### DESCRIPTION OF THE TASK
Repeat, without any change, the entries presented below.

### DATA IN THIS EXERCISE
◇ ◇ ◇ ◇

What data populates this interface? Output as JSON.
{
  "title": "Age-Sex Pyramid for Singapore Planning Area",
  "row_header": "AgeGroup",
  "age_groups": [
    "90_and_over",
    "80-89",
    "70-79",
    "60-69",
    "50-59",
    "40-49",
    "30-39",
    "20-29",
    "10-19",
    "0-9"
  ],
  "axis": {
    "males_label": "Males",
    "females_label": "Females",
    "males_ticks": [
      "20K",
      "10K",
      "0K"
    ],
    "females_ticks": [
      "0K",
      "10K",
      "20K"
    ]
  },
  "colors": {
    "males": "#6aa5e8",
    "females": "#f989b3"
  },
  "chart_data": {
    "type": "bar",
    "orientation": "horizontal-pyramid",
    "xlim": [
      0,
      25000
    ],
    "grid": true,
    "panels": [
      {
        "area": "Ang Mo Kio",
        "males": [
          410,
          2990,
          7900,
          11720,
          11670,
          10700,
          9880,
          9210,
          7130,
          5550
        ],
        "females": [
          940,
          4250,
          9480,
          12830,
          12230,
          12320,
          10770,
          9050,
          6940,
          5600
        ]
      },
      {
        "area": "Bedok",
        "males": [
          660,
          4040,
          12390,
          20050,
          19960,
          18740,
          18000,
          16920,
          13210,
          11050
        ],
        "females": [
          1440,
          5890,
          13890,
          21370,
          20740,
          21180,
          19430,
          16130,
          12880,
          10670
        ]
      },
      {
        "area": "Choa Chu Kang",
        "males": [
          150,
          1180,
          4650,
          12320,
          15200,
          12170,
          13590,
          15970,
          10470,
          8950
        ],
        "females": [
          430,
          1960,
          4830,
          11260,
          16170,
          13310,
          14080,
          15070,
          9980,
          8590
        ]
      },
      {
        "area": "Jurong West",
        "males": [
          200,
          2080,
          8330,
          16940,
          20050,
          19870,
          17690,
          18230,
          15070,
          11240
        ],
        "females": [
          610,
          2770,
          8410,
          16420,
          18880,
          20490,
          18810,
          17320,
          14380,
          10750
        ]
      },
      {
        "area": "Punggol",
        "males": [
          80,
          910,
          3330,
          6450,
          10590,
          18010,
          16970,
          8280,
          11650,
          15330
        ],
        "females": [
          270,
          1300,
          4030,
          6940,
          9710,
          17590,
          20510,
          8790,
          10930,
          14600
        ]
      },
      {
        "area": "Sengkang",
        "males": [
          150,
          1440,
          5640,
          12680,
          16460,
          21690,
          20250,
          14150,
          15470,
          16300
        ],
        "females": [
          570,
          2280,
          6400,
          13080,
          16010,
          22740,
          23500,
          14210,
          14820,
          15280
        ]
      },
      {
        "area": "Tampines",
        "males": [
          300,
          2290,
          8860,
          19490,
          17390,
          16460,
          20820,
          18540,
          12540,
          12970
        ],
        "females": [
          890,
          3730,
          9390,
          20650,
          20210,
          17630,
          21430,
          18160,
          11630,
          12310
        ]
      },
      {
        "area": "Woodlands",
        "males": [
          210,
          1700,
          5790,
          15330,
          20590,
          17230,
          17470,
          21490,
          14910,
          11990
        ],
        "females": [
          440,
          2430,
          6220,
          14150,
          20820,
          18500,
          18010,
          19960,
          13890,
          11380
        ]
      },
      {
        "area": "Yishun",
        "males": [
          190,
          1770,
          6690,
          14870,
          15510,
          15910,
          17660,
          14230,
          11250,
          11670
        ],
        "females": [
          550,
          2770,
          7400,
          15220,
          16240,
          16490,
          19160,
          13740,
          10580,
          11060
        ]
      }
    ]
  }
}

◇ ◇ ◇ ◇

### EXPECTED ANSWER
What data populates this interface? Output as JSON.
{
  "title": "Age-Sex Pyramid for Singapore Planning Area",
  "row_header": "AgeGroup",
  "age_groups": [
    "90_and_over",
    "80-89",
    "70-79",
    "60-69",
    "50-59",
    "40-49",
    "30-39",
    "20-29",
    "10-19",
    "0-9"
  ],
  "axis": {
    "males_label": "Males",
    "females_label": "Females",
    "males_ticks": [
      "20K",
      "10K",
      "0K"
    ],
    "females_ticks": [
      "0K",
      "10K",
      "20K"
    ]
  },
  "colors": {
    "males": "#6aa5e8",
    "females": "#f989b3"
  },
  "chart_data": {
    "type": "bar",
    "orientation": "horizontal-pyramid",
    "xlim": [
      0,
      25000
    ],
    "grid": true,
    "panels": [
      {
        "area": "Ang Mo Kio",
        "males": [
          410,
          2990,
          7900,
          11720,
          11670,
          10700,
          9880,
          9210,
          7130,
          5550
        ],
        "females": [
          940,
          4250,
          9480,
          12830,
          12230,
          12320,
          10770,
          9050,
          6940,
          5600
        ]
      },
      {
        "area": "Bedok",
        "males": [
          660,
          4040,
          12390,
          20050,
          19960,
          18740,
          18000,
          16920,
          13210,
          11050
        ],
        "females": [
          1440,
          5890,
          13890,
          21370,
          20740,
          21180,
          19430,
          16130,
          12880,
          10670
        ]
      },
      {
        "area": "Choa Chu Kang",
        "males": [
          150,
          1180,
          4650,
          12320,
          15200,
          12170,
          13590,
          15970,
          10470,
          8950
        ],
        "females": [
          430,
          1960,
          4830,
          11260,
          16170,
          13310,
          14080,
          15070,
          9980,
          8590
        ]
      },
      {
        "area": "Jurong West",
        "males": [
          200,
          2080,
          8330,
          16940,
          20050,
          19870,
          17690,
          18230,
          15070,
          11240
        ],
        "females": [
          610,
          2770,
          8410,
          16420,
          18880,
          20490,
          18810,
          17320,
          14380,
          10750
        ]
      },
      {
        "area": "Punggol",
        "males": [
          80,
          910,
          3330,
          6450,
          10590,
          18010,
          16970,
          8280,
          11650,
          15330
        ],
        "females": [
          270,
          1300,
          4030,
          6940,
          9710,
          17590,
          20510,
          8790,
          10930,
          14600
        ]
      },
      {
        "area": "Sengkang",
        "males": [
          150,
          1440,
          5640,
          12680,
          16460,
          21690,
          20250,
          14150,
          15470,
          16300
        ],
        "females": [
          570,
          2280,
          6400,
          13080,
          16010,
          22740,
          23500,
          14210,
          14820,
          15280
        ]
      },
      {
        "area": "Tampines",
        "males": [
          300,
          2290,
          8860,
          19490,
          17390,
          16460,
          20820,
          18540,
          12540,
          12970
        ],
        "females": [
          890,
          3730,
          9390,
          20650,
          20210,
          17630,
          21430,
          18160,
          11630,
          12310
        ]
      },
      {
        "area": "Woodlands",
        "males": [
          210,
          1700,
          5790,
          15330,
          20590,
          17230,
          17470,
          21490,
          14910,
          11990
        ],
        "females": [
          440,
          2430,
          6220,
          14150,
          20820,
          18500,
          18010,
          19960,
          13890,
          11380
        ]
      },
      {
        "area": "Yishun",
        "males": [
          190,
          1770,
          6690,
          14870,
          15510,
          15910,
          17660,
          14230,
          11250,
          11670
        ],
        "females": [
          550,
          2770,
          7400,
          15220,
          16240,
          16490,
          19160,
          13740,
          10580,
          11060
        ]
      }
    ]
  }
}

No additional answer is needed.